**Aim of the exercise**
All records are to be retyped faithfully and completely.

**A run of records**
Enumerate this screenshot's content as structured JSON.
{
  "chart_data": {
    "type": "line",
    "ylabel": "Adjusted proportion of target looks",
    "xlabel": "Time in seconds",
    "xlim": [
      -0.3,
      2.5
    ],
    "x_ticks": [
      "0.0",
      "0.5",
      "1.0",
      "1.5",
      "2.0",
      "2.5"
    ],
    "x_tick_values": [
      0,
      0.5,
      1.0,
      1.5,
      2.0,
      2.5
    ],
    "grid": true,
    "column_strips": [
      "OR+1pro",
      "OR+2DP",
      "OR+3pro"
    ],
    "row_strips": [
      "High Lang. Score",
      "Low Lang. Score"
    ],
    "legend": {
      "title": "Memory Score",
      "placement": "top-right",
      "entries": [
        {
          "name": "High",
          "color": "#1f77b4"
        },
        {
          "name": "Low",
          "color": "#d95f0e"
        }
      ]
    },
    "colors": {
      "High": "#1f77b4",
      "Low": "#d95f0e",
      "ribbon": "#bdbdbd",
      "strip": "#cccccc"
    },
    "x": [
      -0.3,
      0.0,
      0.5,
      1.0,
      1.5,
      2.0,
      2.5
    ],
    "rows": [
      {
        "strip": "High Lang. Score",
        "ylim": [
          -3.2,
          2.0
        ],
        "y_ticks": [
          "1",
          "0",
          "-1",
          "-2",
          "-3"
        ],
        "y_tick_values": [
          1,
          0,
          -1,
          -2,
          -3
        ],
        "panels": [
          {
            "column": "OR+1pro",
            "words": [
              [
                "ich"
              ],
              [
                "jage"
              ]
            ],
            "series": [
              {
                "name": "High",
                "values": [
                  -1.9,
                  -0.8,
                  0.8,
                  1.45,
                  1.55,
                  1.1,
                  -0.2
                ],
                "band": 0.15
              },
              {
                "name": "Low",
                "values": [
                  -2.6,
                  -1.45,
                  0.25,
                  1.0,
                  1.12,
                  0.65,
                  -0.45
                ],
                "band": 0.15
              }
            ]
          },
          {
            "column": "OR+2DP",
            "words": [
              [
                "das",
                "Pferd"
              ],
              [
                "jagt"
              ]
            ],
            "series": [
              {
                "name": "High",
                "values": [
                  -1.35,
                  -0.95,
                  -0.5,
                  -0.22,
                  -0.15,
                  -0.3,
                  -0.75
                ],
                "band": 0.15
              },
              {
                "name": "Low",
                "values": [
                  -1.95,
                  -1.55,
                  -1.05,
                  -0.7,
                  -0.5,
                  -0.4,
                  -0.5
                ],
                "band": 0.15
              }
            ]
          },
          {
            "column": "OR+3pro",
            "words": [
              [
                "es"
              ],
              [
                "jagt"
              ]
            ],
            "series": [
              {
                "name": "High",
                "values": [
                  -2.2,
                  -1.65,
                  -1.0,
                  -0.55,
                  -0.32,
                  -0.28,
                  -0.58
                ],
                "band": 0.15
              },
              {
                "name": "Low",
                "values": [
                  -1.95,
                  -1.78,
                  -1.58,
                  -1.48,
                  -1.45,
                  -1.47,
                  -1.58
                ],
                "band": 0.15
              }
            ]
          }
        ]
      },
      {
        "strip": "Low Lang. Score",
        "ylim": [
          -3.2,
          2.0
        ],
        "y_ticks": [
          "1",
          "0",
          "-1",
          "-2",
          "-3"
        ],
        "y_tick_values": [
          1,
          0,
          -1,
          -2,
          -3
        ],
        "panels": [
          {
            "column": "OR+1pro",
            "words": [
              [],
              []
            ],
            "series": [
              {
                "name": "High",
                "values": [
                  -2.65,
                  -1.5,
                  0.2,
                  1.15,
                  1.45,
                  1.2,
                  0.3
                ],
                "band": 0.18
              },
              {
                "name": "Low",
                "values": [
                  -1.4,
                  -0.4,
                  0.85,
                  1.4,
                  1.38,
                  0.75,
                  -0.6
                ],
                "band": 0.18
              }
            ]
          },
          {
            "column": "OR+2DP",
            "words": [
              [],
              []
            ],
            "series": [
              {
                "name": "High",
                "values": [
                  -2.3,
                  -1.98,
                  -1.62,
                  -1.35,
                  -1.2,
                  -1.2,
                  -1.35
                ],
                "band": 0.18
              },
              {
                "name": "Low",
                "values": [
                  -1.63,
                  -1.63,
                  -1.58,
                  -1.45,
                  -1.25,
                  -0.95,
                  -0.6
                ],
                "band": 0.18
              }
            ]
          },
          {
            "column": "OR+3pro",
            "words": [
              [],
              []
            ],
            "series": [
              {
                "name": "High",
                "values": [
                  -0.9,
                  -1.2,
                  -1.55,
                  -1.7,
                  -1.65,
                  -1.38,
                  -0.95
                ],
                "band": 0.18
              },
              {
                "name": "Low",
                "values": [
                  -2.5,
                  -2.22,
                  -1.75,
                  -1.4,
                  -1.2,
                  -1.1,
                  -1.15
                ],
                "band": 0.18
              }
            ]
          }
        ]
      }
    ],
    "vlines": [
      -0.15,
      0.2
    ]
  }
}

**Final result**
Enumerate this screenshot's content as structured JSON.
{
  "chart_data": {
    "type": "line",
    "ylabel": "Adjusted proportion of target looks",
    "xlabel": "Time in seconds",
    "xlim": [
      -0.3,
      2.5
    ],
    "x_ticks": [
      "0.0",
      "0.5",
      "1.0",
      "1.5",
      "2.0",
      "2.5"
    ],
    "x_tick_values": [
      0,
      0.5,
      1.0,
      1.5,
      2.0,
      2.5
    ],
    "grid": true,
    "column_strips": [
      "OR+1pro",
      "OR+2DP",
      "OR+3pro"
    ],
    "row_strips": [
      "High Lang. Score",
      "Low Lang. Score"
    ],
    "legend": {
      "title": "Memory Score",
      "placement": "top-right",
      "entries": [
        {
          "name": "High",
          "color": "#1f77b4"
        },
        {
          "name": "Low",
          "color": "#d95f0e"
        }
      ]
    },
    "colors": {
      "High": "#1f77b4",
      "Low": "#d95f0e",
      "ribbon": "#bdbdbd",
      "strip": "#cccccc"
    },
    "x": [
      -0.3,
      0.0,
      0.5,
      1.0,
      1.5,
      2.0,
      2.5
    ],
    "rows": [
      {
        "strip": "High Lang. Score",
        "ylim": [
          -3.2,
          2.0
        ],
        "y_ticks": [
          "1",
          "0",
          "-1",
          "-2",
          "-3"
        ],
        "y_tick_values": [
          1,
          0,
          -1,
          -2,
          -3
        ],
        "panels": [
          {
            "column": "OR+1pro",
            "words": [
              [
                "ich"
              ],
              [
                "jage"
              ]
            ],
            "series": [
              {
                "name": "High",
                "values": [
                  -1.9,
                  -0.8,
                  0.8,
                  1.45,
                  1.55,
                  1.1,
                  -0.2
                ],
                "band": 0.15
              },
              {
                "name": "Low",
                "values": [
                  -2.6,
                  -1.45,
                  0.25,
                  1.0,
                  1.12,
                  0.65,
                  -0.45
                ],
                "band": 0.15
              }
            ]
          },
          {
            "column": "OR+2DP",
            "words": [
              [
                "das",
                "Pferd"
              ],
              [
                "jagt"
              ]
            ],
            "series": [
              {
                "name": "High",
                "values": [
                  -1.35,
                  -0.95,
                  -0.5,
                  -0.22,
                  -0.15,
                  -0.3,
                  -0.75
                ],
                "band": 0.15
              },
              {
                "name": "Low",
                "values": [
                  -1.95,
                  -1.55,
                  -1.05,
                  -0.7,
                  -0.5,
                  -0.4,
                  -0.5
                ],
                "band": 0.15
              }
            ]
          },
          {
            "column": "OR+3pro",
            "words": [
              [
                "es"
              ],
              [
                "jagt"
              ]
            ],
            "series": [
              {
                "name": "High",
                "values": [
                  -2.2,
                  -1.65,
                  -1.0,
                  -0.55,
                  -0.32,
                  -0.28,
                  -0.58
                ],
                "band": 0.15
              },
              {
                "name": "Low",
                "values": [
                  -1.95,
                  -1.78,
                  -1.58,
                  -1.48,
                  -1.45,
                  -1.47,
                  -1.58
                ],
                "band": 0.15
              }
            ]
          }
        ]
      },
      {
        "strip": "Low Lang. Score",
        "ylim": [
          -3.2,
          2.0
        ],
        "y_ticks": [
          "1",
          "0",
          "-1",
          "-2",
          "-3"
        ],
        "y_tick_values": [
          1,
          0,
          -1,
          -2,
          -3
        ],
        "panels": [
          {
            "column": "OR+1pro",
            "words": [
              [],
              []
            ],
            "series": [
              {
                "name": "High",
                "values": [
                  -2.65,
                  -1.5,
                  0.2,
                  1.15,
                  1.45,
                  1.2,
                  0.3
                ],
                "band": 0.18
              },
              {
                "name": "Low",
                "values": [
                  -1.4,
                  -0.4,
                  0.85,
                  1.4,
                  1.38,
                  0.75,
                  -0.6
                ],
                "band": 0.18
              }
            ]
          },
          {
            "column": "OR+2DP",
            "words": [
              [],
              []
            ],
            "series": [
              {
                "name": "High",
                "values": [
                  -2.3,
                  -1.98,
                  -1.62,
                  -1.35,
                  -1.2,
                  -1.2,
                  -1.35
                ],
                "band": 0.18
              },
              {
                "name": "Low",
                "values": [
                  -1.63,
                  -1.63,
                  -1.58,
                  -1.45,
                  -1.25,
                  -0.95,
                  -0.6
                ],
                "band": 0.18
              }
            ]
          },
          {
            "column": "OR+3pro",
            "words": [
              [],
              []
            ],
            "series": [
              {
                "name": "High",
                "values": [
                  -0.9,
                  -1.2,
                  -1.55,
                  -1.7,
                  -1.65,
                  -1.38,
                  -0.95
                ],
                "band": 0.18
              },
              {
                "name": "Low",
                "values": [
                  -2.5,
                  -2.22,
                  -1.75,
                  -1.4,
                  -1.2,
                  -1.1,
                  -1.15
                ],
                "band": 0.18
              }
            ]
          }
        ]
      }
    ],
    "vlines": [
      -0.15,
      0.2
    ]
  }
}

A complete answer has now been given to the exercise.